# Written exercise
Give the number of lines in the records below that include "premises". Reply with that number alone.
Dataset records start
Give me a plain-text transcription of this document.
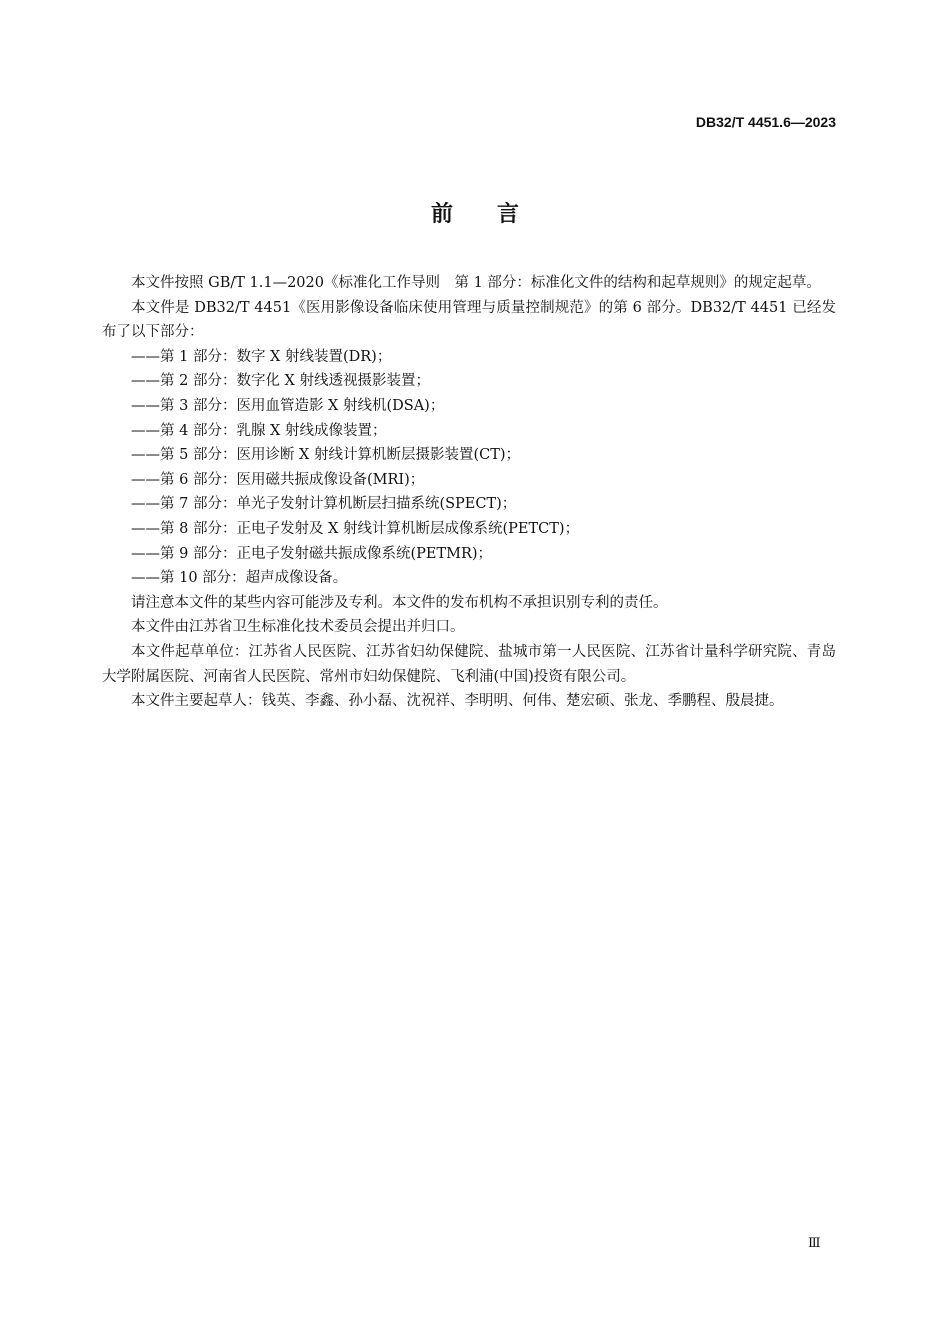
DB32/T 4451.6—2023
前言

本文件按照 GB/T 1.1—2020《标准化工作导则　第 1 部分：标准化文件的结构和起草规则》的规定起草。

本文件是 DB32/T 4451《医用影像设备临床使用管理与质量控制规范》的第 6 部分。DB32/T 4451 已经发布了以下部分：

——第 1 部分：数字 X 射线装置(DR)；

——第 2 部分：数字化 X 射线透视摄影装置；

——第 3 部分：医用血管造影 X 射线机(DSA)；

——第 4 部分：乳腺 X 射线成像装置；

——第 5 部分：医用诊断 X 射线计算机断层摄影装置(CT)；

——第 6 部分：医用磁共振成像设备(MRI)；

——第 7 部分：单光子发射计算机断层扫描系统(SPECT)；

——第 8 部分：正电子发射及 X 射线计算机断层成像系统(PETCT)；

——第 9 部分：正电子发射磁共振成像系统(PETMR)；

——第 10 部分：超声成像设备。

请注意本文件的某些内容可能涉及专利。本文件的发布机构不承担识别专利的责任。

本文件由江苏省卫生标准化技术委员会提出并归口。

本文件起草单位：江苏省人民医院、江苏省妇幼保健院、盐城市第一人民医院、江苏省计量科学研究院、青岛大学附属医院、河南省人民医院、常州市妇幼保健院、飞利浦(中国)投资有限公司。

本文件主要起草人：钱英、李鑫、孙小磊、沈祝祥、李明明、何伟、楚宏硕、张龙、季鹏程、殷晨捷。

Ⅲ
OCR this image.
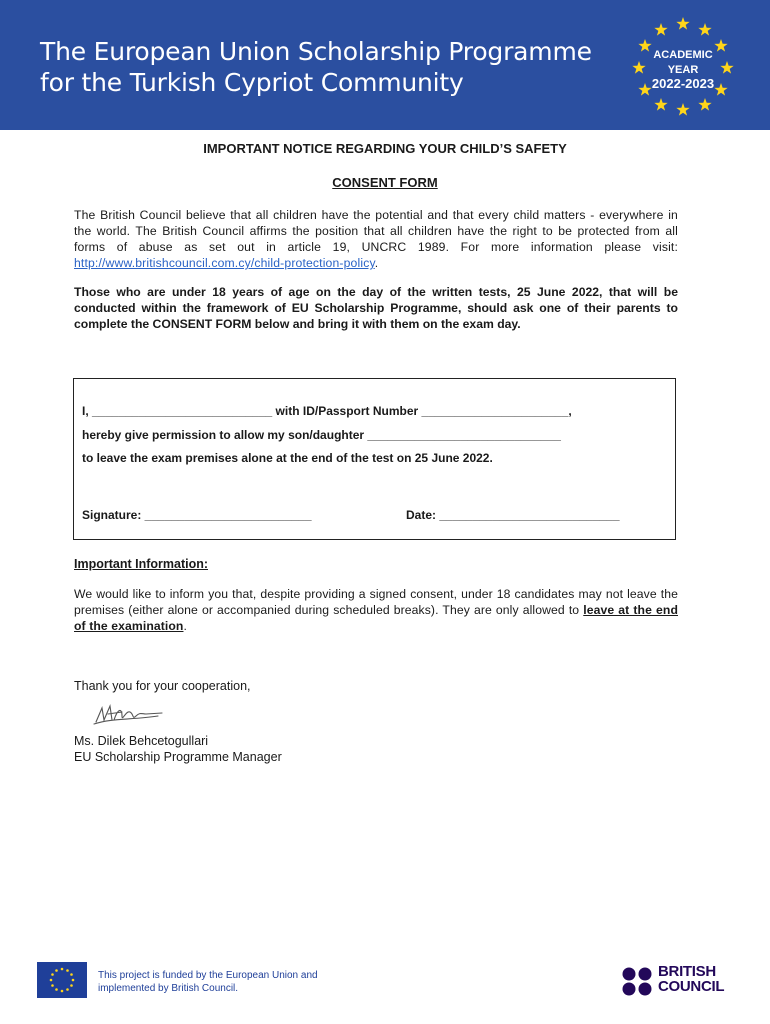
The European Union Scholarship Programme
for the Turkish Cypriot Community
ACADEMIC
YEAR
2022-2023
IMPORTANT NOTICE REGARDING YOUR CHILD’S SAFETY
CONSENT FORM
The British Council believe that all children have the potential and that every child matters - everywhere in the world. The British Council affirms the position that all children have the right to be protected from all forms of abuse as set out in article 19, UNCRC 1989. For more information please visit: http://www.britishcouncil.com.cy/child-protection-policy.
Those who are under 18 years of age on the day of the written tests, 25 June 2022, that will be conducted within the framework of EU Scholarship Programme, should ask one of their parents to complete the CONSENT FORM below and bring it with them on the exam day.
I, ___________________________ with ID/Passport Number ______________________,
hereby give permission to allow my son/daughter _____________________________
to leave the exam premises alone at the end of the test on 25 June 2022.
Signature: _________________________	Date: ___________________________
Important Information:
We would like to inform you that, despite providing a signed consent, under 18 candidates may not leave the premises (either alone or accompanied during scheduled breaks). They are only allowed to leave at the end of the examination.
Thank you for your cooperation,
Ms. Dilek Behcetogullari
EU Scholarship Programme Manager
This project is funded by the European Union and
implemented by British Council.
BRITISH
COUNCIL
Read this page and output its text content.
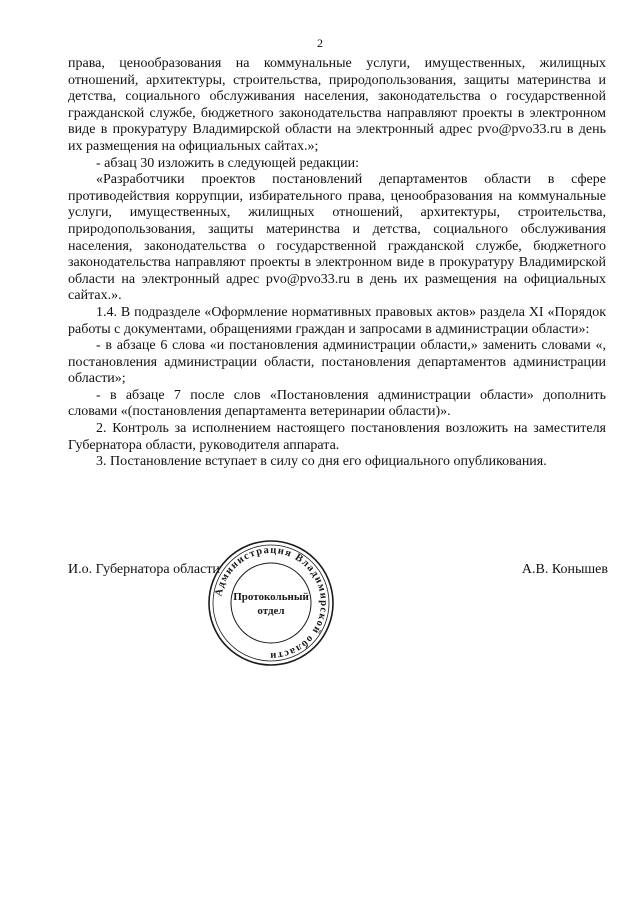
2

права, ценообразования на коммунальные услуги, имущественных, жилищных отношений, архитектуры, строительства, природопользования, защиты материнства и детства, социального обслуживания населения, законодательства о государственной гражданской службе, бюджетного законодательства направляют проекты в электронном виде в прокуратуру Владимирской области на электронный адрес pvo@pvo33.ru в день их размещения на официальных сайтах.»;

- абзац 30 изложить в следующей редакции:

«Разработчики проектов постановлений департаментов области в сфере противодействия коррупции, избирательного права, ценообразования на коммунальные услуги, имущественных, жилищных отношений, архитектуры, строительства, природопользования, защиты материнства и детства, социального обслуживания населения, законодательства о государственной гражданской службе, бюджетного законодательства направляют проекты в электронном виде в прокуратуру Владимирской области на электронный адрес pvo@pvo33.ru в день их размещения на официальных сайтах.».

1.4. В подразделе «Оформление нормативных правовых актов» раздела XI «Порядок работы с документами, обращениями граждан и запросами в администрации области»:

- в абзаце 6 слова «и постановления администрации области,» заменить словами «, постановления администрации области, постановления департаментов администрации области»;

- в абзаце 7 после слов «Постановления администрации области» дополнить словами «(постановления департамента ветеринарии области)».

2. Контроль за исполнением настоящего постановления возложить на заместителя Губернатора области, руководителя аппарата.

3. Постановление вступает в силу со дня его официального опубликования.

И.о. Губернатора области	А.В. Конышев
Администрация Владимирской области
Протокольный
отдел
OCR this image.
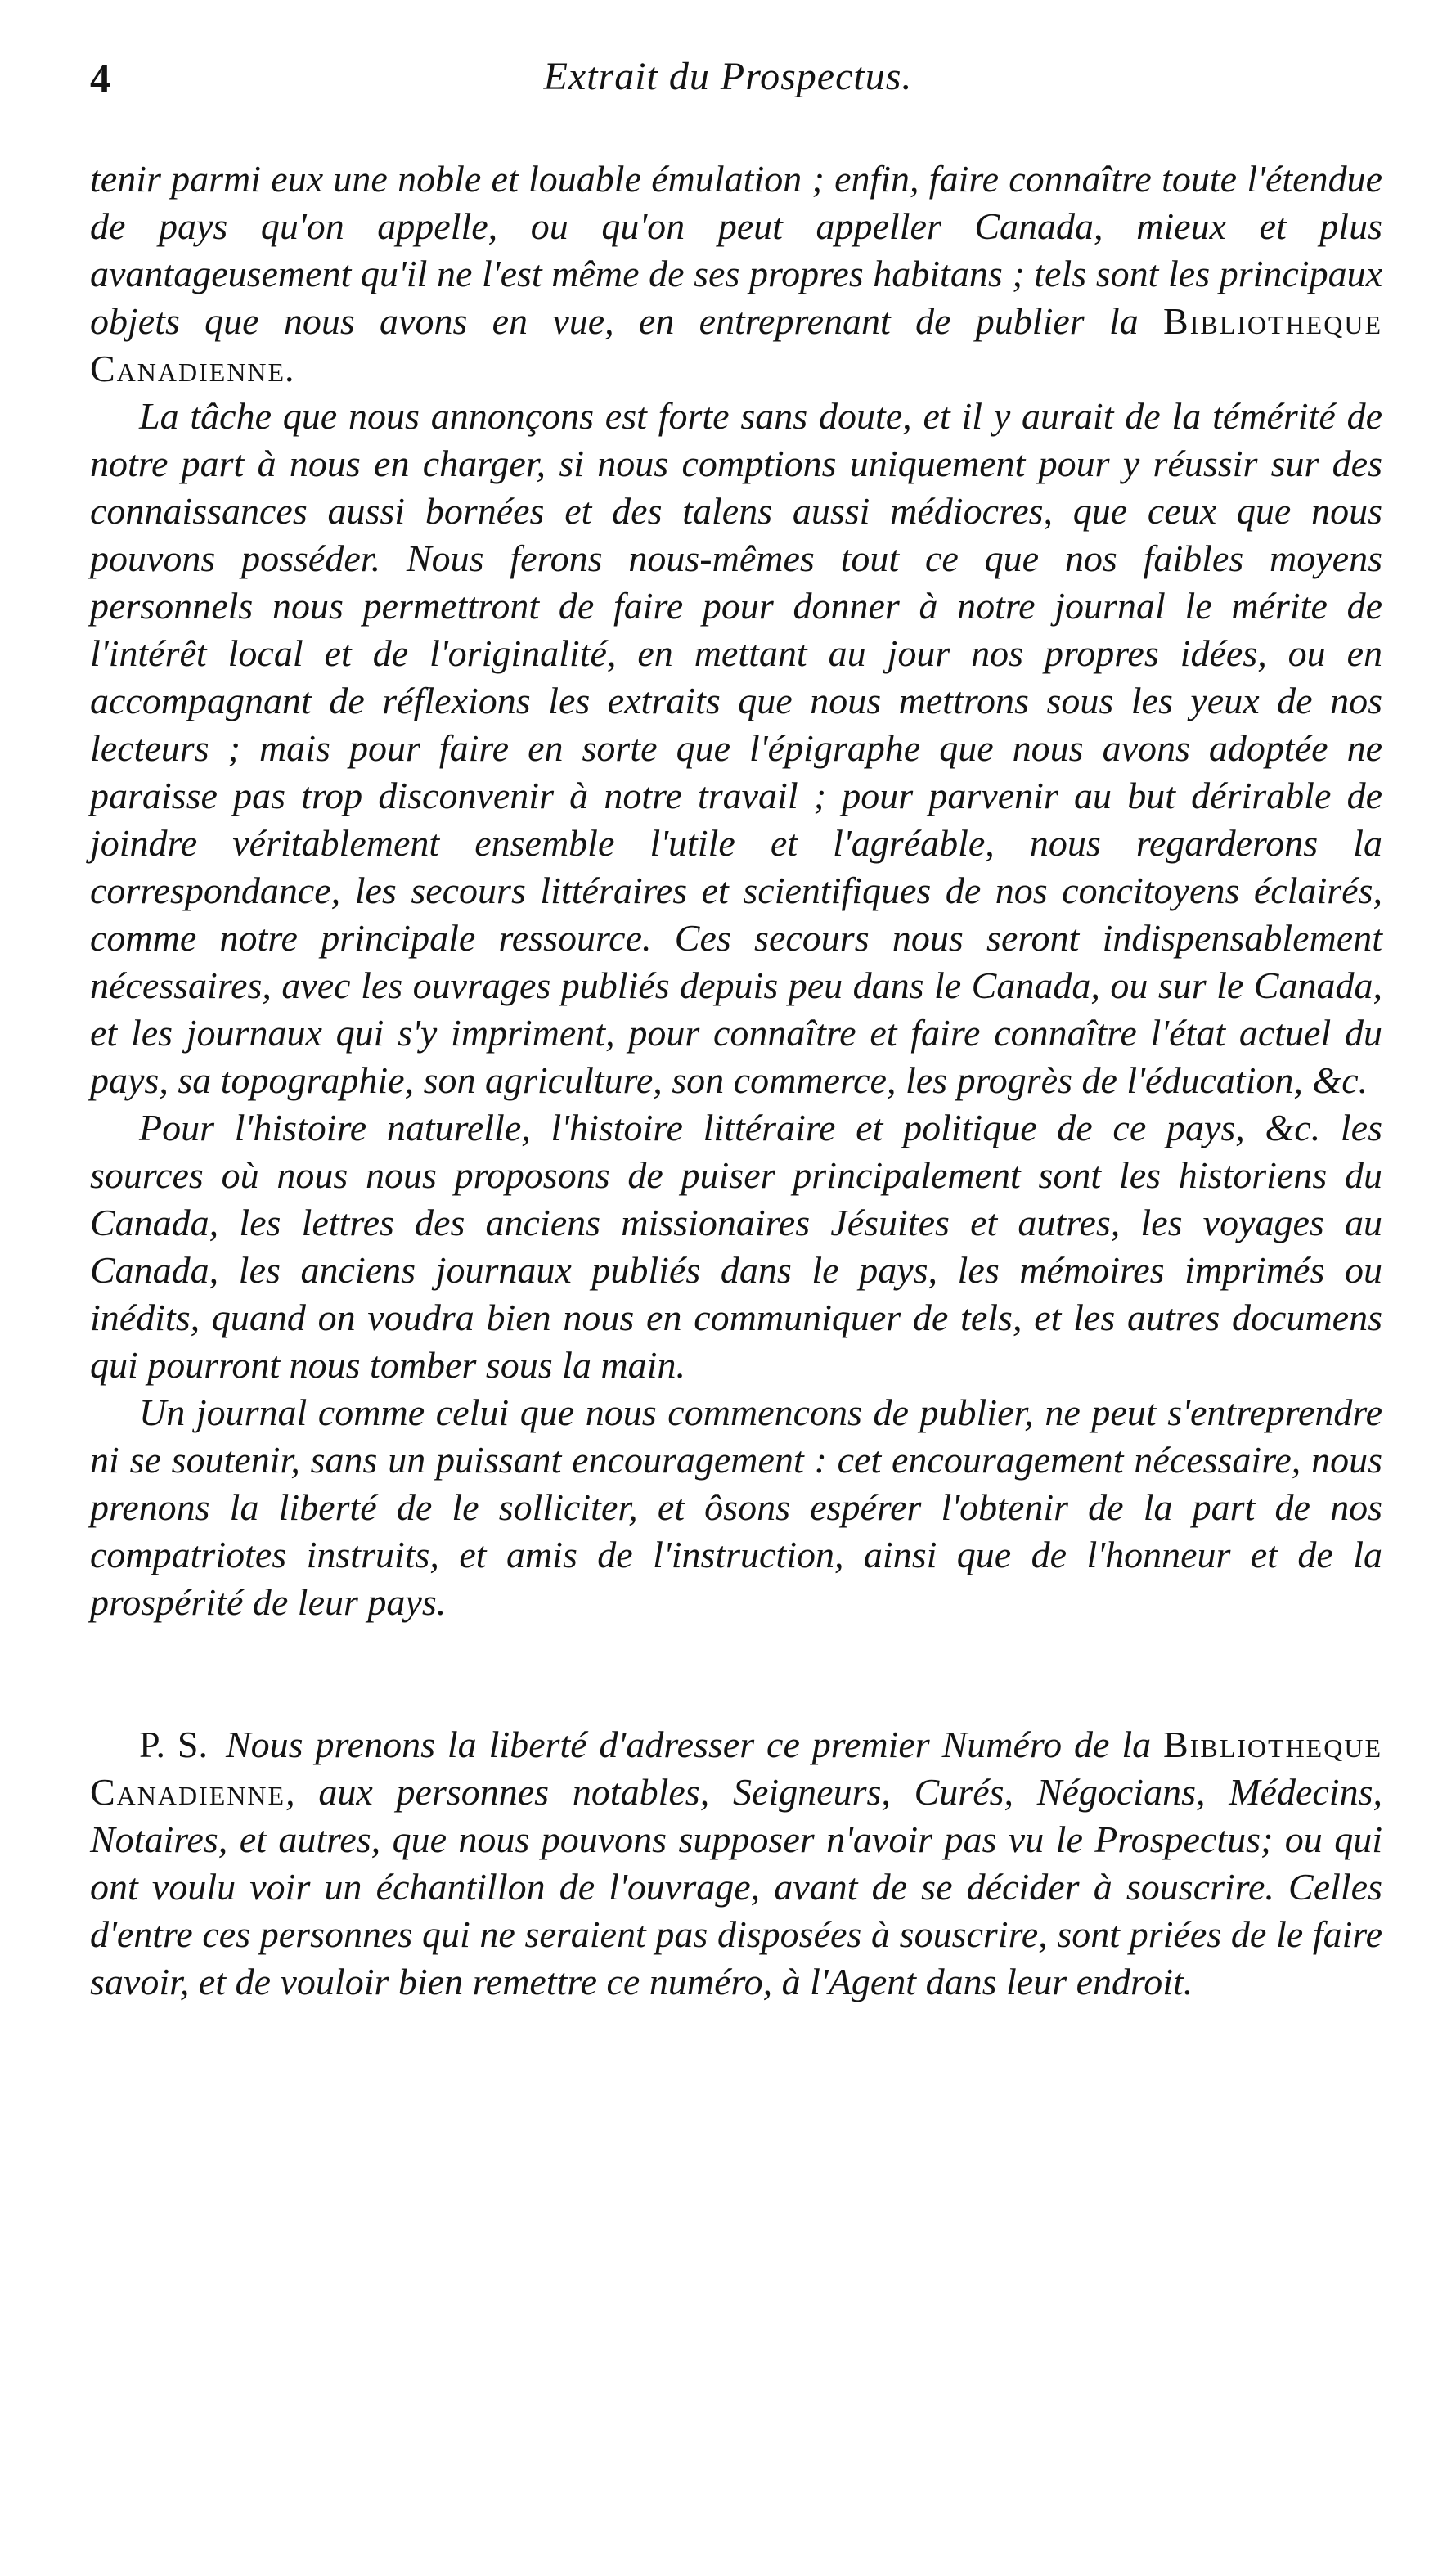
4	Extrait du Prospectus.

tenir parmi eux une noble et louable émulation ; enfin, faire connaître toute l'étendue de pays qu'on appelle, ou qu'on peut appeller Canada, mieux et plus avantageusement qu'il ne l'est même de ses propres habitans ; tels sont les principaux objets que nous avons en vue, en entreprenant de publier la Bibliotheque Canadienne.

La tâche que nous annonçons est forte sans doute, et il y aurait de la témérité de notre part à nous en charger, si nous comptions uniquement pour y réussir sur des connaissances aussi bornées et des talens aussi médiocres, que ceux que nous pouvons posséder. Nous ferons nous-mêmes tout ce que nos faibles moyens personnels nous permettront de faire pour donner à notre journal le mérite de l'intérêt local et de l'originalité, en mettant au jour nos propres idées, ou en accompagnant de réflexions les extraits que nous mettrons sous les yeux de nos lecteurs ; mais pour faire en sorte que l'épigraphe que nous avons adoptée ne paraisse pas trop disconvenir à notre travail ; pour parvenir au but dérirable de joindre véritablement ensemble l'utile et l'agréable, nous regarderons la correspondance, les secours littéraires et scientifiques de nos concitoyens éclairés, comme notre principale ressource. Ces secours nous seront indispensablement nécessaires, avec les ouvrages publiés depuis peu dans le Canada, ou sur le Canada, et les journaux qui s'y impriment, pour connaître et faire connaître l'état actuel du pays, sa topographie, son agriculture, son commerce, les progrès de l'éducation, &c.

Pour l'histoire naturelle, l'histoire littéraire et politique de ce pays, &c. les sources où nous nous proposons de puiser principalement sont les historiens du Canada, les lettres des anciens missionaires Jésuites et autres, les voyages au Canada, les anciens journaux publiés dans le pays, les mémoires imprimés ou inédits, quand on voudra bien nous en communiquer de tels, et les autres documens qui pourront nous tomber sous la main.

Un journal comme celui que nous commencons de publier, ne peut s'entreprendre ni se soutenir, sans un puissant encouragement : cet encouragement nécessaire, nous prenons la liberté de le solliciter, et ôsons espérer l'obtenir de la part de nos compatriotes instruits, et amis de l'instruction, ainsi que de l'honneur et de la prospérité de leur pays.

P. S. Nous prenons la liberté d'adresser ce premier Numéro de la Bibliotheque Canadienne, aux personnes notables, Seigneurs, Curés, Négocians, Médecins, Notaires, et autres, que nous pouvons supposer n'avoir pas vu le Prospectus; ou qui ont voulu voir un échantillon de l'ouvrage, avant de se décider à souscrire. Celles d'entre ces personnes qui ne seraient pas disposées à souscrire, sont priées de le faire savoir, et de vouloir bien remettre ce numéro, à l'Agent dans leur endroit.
Dataset records end
# Solution below
2